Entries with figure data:
%%

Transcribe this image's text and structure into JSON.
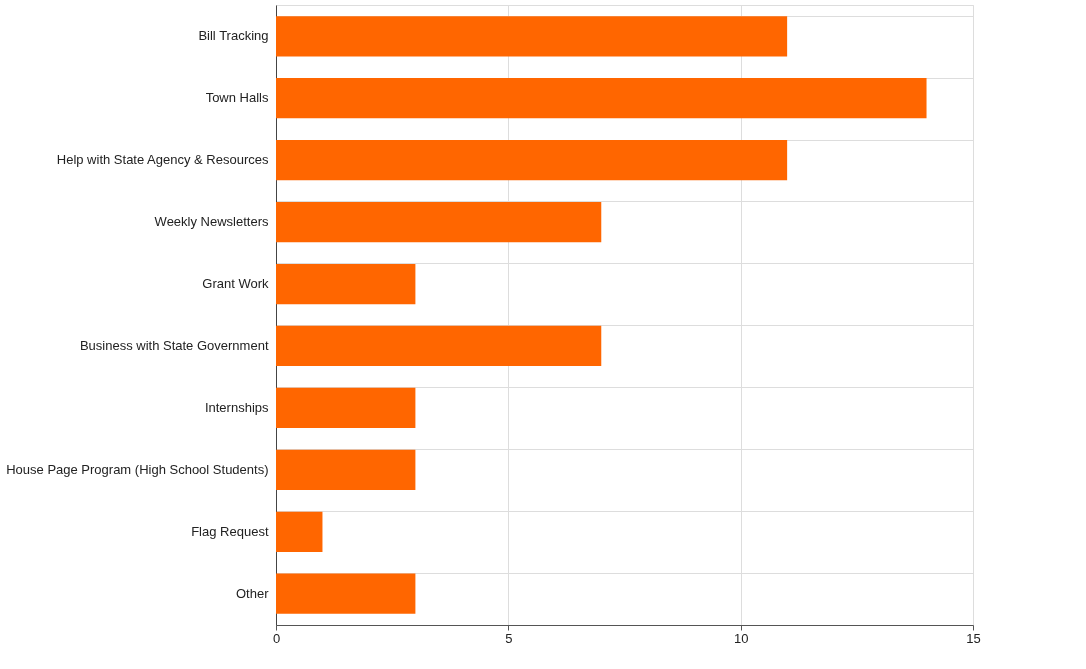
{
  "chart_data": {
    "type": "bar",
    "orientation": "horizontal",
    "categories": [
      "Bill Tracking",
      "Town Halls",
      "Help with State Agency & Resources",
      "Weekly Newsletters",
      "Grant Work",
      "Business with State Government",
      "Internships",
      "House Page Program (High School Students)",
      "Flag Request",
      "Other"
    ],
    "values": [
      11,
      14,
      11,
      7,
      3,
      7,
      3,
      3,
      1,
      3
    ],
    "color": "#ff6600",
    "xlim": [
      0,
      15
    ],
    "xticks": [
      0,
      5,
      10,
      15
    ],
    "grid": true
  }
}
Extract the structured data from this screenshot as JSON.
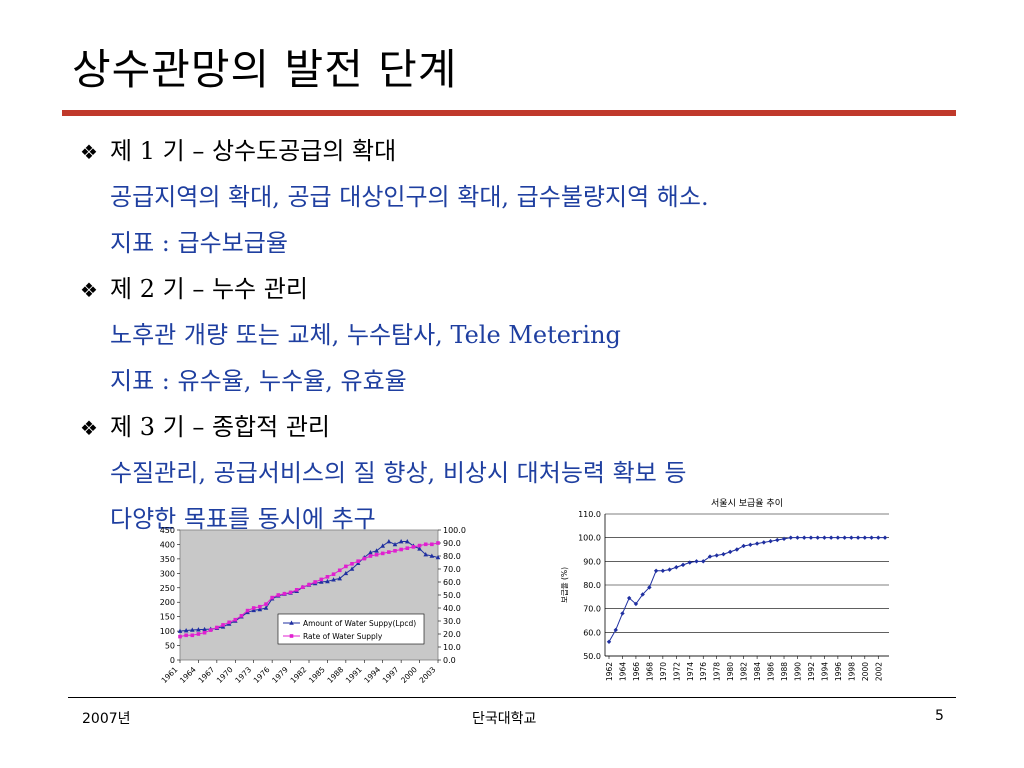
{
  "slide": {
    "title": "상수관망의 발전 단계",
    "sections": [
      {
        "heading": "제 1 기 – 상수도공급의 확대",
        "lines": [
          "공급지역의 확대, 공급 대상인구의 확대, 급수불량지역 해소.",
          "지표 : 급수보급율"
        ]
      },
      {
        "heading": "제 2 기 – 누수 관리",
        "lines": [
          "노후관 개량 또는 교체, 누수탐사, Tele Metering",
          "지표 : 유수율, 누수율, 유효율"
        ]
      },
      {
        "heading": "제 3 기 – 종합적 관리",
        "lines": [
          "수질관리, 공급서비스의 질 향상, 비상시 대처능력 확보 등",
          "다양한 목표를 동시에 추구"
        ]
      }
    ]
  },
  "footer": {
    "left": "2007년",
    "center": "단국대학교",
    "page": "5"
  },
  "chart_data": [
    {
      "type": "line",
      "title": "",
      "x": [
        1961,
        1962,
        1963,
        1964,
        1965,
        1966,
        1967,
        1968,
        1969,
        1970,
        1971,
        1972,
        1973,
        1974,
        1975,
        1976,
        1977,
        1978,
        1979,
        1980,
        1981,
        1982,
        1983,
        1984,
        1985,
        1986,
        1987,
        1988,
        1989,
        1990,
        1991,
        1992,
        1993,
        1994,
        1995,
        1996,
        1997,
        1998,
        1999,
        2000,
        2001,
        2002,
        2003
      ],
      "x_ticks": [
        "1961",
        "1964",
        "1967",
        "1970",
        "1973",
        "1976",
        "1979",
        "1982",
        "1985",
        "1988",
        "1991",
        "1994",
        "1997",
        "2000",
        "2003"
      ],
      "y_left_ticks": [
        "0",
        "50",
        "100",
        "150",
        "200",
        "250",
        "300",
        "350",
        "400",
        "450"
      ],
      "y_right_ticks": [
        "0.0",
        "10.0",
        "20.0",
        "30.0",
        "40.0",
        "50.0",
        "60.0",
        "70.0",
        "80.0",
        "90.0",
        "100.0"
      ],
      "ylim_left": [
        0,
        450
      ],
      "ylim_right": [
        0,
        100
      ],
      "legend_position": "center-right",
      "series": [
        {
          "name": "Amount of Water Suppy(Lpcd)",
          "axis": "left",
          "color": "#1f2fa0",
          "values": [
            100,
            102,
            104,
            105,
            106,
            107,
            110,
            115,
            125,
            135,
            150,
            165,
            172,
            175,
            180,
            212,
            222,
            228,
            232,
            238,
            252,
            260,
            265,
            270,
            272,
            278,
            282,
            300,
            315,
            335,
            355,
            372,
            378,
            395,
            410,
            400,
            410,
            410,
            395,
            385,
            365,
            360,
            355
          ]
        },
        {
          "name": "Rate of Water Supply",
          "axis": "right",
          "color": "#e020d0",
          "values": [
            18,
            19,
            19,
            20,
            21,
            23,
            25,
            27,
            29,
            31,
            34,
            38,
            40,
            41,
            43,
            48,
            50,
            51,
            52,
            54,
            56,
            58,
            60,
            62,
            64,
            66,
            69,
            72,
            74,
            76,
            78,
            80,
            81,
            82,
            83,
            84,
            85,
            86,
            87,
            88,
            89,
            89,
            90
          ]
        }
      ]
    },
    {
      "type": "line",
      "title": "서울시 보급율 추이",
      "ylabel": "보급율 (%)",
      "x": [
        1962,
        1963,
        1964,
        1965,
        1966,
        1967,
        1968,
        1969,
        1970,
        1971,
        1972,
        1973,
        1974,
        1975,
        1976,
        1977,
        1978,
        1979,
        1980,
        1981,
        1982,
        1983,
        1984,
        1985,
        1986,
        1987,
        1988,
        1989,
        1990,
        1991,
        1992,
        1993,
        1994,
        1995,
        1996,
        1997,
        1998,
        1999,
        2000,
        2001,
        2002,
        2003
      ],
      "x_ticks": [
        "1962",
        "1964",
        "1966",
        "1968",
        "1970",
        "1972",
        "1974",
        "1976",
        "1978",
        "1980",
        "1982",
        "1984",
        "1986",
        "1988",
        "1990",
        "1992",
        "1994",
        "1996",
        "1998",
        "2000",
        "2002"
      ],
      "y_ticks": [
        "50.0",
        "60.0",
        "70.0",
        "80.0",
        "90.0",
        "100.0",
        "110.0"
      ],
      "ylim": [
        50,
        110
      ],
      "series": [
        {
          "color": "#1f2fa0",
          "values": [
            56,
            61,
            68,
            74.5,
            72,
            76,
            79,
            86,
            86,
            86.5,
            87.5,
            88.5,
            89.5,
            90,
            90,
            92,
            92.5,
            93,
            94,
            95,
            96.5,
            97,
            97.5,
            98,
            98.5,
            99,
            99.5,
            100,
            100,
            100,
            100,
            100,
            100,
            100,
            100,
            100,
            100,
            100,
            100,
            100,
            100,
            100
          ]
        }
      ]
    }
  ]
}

%%

Problem to work on
Your copy should repeat each entry above exactly but contain no pictures.

The answer
Transcribe this image's text and structure into JSON.
{
  "chart_data": {
    "type": "bar",
    "orientation": "horizontal",
    "categories": [
      "Bill Tracking",
      "Town Halls",
      "Help with State Agency & Resources",
      "Weekly Newsletters",
      "Grant Work",
      "Business with State Government",
      "Internships",
      "House Page Program (High School Students)",
      "Flag Request",
      "Other"
    ],
    "values": [
      11,
      14,
      11,
      7,
      3,
      7,
      3,
      3,
      1,
      3
    ],
    "color": "#ff6600",
    "xlim": [
      0,
      15
    ],
    "xticks": [
      0,
      5,
      10,
      15
    ],
    "grid": true
  }
}
Extract the structured data from this screenshot as JSON.
{
  "slide": {
    "title": "상수관망의 발전 단계",
    "sections": [
      {
        "heading": "제 1 기 – 상수도공급의 확대",
        "lines": [
          "공급지역의 확대, 공급 대상인구의 확대, 급수불량지역 해소.",
          "지표 : 급수보급율"
        ]
      },
      {
        "heading": "제 2 기 – 누수 관리",
        "lines": [
          "노후관 개량 또는 교체, 누수탐사, Tele Metering",
          "지표 : 유수율, 누수율, 유효율"
        ]
      },
      {
        "heading": "제 3 기 – 종합적 관리",
        "lines": [
          "수질관리, 공급서비스의 질 향상, 비상시 대처능력 확보 등",
          "다양한 목표를 동시에 추구"
        ]
      }
    ]
  },
  "footer": {
    "left": "2007년",
    "center": "단국대학교",
    "page": "5"
  },
  "chart_data": [
    {
      "type": "line",
      "title": "",
      "x": [
        1961,
        1962,
        1963,
        1964,
        1965,
        1966,
        1967,
        1968,
        1969,
        1970,
        1971,
        1972,
        1973,
        1974,
        1975,
        1976,
        1977,
        1978,
        1979,
        1980,
        1981,
        1982,
        1983,
        1984,
        1985,
        1986,
        1987,
        1988,
        1989,
        1990,
        1991,
        1992,
        1993,
        1994,
        1995,
        1996,
        1997,
        1998,
        1999,
        2000,
        2001,
        2002,
        2003
      ],
      "x_ticks": [
        "1961",
        "1964",
        "1967",
        "1970",
        "1973",
        "1976",
        "1979",
        "1982",
        "1985",
        "1988",
        "1991",
        "1994",
        "1997",
        "2000",
        "2003"
      ],
      "y_left_ticks": [
        "0",
        "50",
        "100",
        "150",
        "200",
        "250",
        "300",
        "350",
        "400",
        "450"
      ],
      "y_right_ticks": [
        "0.0",
        "10.0",
        "20.0",
        "30.0",
        "40.0",
        "50.0",
        "60.0",
        "70.0",
        "80.0",
        "90.0",
        "100.0"
      ],
      "ylim_left": [
        0,
        450
      ],
      "ylim_right": [
        0,
        100
      ],
      "legend_position": "center-right",
      "series": [
        {
          "name": "Amount of Water Suppy(Lpcd)",
          "axis": "left",
          "color": "#1f2fa0",
          "values": [
            100,
            102,
            104,
            105,
            106,
            107,
            110,
            115,
            125,
            135,
            150,
            165,
            172,
            175,
            180,
            212,
            222,
            228,
            232,
            238,
            252,
            260,
            265,
            270,
            272,
            278,
            282,
            300,
            315,
            335,
            355,
            372,
            378,
            395,
            410,
            400,
            410,
            410,
            395,
            385,
            365,
            360,
            355
          ]
        },
        {
          "name": "Rate of Water Supply",
          "axis": "right",
          "color": "#e020d0",
          "values": [
            18,
            19,
            19,
            20,
            21,
            23,
            25,
            27,
            29,
            31,
            34,
            38,
            40,
            41,
            43,
            48,
            50,
            51,
            52,
            54,
            56,
            58,
            60,
            62,
            64,
            66,
            69,
            72,
            74,
            76,
            78,
            80,
            81,
            82,
            83,
            84,
            85,
            86,
            87,
            88,
            89,
            89,
            90
          ]
        }
      ]
    },
    {
      "type": "line",
      "title": "서울시 보급율 추이",
      "ylabel": "보급율 (%)",
      "x": [
        1962,
        1963,
        1964,
        1965,
        1966,
        1967,
        1968,
        1969,
        1970,
        1971,
        1972,
        1973,
        1974,
        1975,
        1976,
        1977,
        1978,
        1979,
        1980,
        1981,
        1982,
        1983,
        1984,
        1985,
        1986,
        1987,
        1988,
        1989,
        1990,
        1991,
        1992,
        1993,
        1994,
        1995,
        1996,
        1997,
        1998,
        1999,
        2000,
        2001,
        2002,
        2003
      ],
      "x_ticks": [
        "1962",
        "1964",
        "1966",
        "1968",
        "1970",
        "1972",
        "1974",
        "1976",
        "1978",
        "1980",
        "1982",
        "1984",
        "1986",
        "1988",
        "1990",
        "1992",
        "1994",
        "1996",
        "1998",
        "2000",
        "2002"
      ],
      "y_ticks": [
        "50.0",
        "60.0",
        "70.0",
        "80.0",
        "90.0",
        "100.0",
        "110.0"
      ],
      "ylim": [
        50,
        110
      ],
      "series": [
        {
          "color": "#1f2fa0",
          "values": [
            56,
            61,
            68,
            74.5,
            72,
            76,
            79,
            86,
            86,
            86.5,
            87.5,
            88.5,
            89.5,
            90,
            90,
            92,
            92.5,
            93,
            94,
            95,
            96.5,
            97,
            97.5,
            98,
            98.5,
            99,
            99.5,
            100,
            100,
            100,
            100,
            100,
            100,
            100,
            100,
            100,
            100,
            100,
            100,
            100,
            100,
            100
          ]
        }
      ]
    }
  ]
}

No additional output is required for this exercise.